Records about charts and figures:
* Begin *

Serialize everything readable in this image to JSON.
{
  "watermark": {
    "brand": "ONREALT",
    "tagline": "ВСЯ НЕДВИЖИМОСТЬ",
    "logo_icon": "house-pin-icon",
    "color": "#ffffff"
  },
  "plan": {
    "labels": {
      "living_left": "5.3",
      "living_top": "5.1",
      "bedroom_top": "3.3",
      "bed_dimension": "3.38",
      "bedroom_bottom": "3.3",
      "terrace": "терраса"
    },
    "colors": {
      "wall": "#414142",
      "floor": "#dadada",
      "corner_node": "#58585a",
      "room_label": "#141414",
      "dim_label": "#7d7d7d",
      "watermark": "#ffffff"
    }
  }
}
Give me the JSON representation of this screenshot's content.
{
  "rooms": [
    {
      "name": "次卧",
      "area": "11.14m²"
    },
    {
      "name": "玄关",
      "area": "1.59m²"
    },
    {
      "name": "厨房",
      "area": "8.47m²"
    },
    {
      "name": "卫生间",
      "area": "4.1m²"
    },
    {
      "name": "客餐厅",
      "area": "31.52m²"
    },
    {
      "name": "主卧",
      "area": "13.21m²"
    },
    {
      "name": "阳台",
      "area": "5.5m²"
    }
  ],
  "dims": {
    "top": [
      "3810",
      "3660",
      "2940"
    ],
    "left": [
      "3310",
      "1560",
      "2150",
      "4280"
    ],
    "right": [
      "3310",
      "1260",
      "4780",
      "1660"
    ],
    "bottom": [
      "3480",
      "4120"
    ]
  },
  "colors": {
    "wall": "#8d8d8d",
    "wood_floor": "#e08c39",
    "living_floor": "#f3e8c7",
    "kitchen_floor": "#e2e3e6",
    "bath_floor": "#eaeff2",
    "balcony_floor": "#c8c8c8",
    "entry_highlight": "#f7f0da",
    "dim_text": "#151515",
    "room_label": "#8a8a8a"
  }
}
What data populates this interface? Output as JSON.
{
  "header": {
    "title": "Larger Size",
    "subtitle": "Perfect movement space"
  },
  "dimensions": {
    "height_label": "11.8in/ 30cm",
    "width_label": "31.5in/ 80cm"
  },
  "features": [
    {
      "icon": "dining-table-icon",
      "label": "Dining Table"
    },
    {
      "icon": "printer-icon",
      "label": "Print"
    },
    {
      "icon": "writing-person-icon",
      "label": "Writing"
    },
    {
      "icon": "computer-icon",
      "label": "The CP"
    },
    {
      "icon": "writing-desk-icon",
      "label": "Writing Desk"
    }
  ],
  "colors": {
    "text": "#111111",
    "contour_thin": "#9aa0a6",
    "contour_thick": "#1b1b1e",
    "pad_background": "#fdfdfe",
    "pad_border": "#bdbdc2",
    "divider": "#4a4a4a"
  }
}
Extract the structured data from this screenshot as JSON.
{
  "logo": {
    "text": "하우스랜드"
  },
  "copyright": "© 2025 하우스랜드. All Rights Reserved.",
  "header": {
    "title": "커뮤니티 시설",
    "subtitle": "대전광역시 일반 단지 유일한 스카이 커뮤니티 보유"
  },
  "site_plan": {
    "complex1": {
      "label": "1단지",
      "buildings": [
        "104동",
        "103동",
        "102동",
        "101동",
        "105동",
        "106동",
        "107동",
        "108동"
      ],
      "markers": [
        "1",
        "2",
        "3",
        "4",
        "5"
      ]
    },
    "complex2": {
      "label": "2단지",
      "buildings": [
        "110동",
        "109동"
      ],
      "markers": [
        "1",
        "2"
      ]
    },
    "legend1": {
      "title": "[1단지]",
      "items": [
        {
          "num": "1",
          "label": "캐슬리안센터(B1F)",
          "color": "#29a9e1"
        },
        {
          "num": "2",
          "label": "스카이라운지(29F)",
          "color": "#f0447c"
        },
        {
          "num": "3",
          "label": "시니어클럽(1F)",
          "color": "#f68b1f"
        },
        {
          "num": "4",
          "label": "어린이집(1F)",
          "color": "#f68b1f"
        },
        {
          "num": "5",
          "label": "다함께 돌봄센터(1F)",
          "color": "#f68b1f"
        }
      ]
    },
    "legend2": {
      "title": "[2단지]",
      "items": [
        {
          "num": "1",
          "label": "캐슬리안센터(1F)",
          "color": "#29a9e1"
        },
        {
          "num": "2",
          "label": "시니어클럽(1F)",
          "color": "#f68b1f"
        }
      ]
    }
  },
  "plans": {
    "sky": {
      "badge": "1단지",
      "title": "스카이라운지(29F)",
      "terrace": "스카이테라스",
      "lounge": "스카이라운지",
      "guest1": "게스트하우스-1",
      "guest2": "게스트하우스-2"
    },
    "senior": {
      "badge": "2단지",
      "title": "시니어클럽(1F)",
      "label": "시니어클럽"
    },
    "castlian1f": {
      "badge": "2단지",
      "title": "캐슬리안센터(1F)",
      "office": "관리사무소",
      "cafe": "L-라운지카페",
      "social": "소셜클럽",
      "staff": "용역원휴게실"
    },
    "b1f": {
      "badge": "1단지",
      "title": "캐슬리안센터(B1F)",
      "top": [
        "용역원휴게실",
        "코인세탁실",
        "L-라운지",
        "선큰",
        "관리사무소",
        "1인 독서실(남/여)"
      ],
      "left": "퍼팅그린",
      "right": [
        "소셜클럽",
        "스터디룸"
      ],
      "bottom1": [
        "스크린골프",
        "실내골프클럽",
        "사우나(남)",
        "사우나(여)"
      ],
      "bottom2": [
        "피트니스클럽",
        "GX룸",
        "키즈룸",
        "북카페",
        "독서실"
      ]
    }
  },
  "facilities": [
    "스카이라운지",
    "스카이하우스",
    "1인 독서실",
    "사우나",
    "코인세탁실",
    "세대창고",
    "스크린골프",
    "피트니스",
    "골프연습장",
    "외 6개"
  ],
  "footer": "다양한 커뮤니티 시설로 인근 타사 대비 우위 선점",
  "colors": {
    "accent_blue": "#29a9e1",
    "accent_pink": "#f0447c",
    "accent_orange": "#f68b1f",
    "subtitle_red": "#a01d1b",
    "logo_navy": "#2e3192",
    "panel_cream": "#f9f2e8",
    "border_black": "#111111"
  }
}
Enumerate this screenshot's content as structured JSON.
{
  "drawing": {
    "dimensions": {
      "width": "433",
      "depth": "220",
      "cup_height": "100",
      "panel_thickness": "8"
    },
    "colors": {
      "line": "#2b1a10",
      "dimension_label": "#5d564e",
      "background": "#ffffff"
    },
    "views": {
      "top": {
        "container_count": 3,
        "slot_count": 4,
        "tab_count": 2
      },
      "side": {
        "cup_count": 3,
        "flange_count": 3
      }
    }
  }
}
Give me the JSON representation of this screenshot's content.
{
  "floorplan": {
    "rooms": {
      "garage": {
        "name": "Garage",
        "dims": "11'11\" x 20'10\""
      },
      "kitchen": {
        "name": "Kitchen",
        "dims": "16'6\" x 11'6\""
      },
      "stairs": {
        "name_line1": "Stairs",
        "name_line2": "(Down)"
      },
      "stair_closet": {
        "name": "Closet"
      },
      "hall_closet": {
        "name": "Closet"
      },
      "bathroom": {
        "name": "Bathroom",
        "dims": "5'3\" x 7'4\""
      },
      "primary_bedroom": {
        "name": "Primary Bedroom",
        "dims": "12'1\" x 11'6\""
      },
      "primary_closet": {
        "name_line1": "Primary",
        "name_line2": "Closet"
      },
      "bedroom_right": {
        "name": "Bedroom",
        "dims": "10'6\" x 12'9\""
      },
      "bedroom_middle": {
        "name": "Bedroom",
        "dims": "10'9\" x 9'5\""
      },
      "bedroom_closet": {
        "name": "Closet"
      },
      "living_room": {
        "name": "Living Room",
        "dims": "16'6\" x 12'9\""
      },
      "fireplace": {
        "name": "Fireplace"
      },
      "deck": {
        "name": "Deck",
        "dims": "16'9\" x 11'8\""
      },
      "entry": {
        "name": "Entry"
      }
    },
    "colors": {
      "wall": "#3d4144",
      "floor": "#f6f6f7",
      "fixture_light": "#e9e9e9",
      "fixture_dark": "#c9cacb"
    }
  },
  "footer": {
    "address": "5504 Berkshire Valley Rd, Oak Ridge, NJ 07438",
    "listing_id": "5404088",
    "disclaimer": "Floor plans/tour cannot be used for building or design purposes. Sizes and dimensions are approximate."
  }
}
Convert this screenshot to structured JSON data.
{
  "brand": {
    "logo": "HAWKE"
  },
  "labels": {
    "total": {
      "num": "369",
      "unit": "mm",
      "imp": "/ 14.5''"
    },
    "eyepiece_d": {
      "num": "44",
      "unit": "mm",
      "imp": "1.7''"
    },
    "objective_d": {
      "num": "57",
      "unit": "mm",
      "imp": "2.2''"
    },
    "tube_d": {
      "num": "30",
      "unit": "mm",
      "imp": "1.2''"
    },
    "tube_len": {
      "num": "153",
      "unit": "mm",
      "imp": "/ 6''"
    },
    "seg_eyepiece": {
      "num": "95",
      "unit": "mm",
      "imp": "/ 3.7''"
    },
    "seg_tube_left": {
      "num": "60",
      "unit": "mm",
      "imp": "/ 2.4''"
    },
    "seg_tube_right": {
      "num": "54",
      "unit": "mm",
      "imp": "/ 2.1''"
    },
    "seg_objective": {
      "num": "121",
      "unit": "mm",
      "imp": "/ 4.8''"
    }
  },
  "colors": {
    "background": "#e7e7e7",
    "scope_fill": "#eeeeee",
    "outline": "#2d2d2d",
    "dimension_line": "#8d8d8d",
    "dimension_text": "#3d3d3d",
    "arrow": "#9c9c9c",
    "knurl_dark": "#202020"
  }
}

* End *

## Exercise requirements:
From the line holding "Convert this screenshot" down to the final line above, quote every line exactly and only those lines.

## Answer to this task:
Convert this screenshot to structured JSON data.
{
  "brand": {
    "logo": "HAWKE"
  },
  "labels": {
    "total": {
      "num": "369",
      "unit": "mm",
      "imp": "/ 14.5''"
    },
    "eyepiece_d": {
      "num": "44",
      "unit": "mm",
      "imp": "1.7''"
    },
    "objective_d": {
      "num": "57",
      "unit": "mm",
      "imp": "2.2''"
    },
    "tube_d": {
      "num": "30",
      "unit": "mm",
      "imp": "1.2''"
    },
    "tube_len": {
      "num": "153",
      "unit": "mm",
      "imp": "/ 6''"
    },
    "seg_eyepiece": {
      "num": "95",
      "unit": "mm",
      "imp": "/ 3.7''"
    },
    "seg_tube_left": {
      "num": "60",
      "unit": "mm",
      "imp": "/ 2.4''"
    },
    "seg_tube_right": {
      "num": "54",
      "unit": "mm",
      "imp": "/ 2.1''"
    },
    "seg_objective": {
      "num": "121",
      "unit": "mm",
      "imp": "/ 4.8''"
    }
  },
  "colors": {
    "background": "#e7e7e7",
    "scope_fill": "#eeeeee",
    "outline": "#2d2d2d",
    "dimension_line": "#8d8d8d",
    "dimension_text": "#3d3d3d",
    "arrow": "#9c9c9c",
    "knurl_dark": "#202020"
  }
}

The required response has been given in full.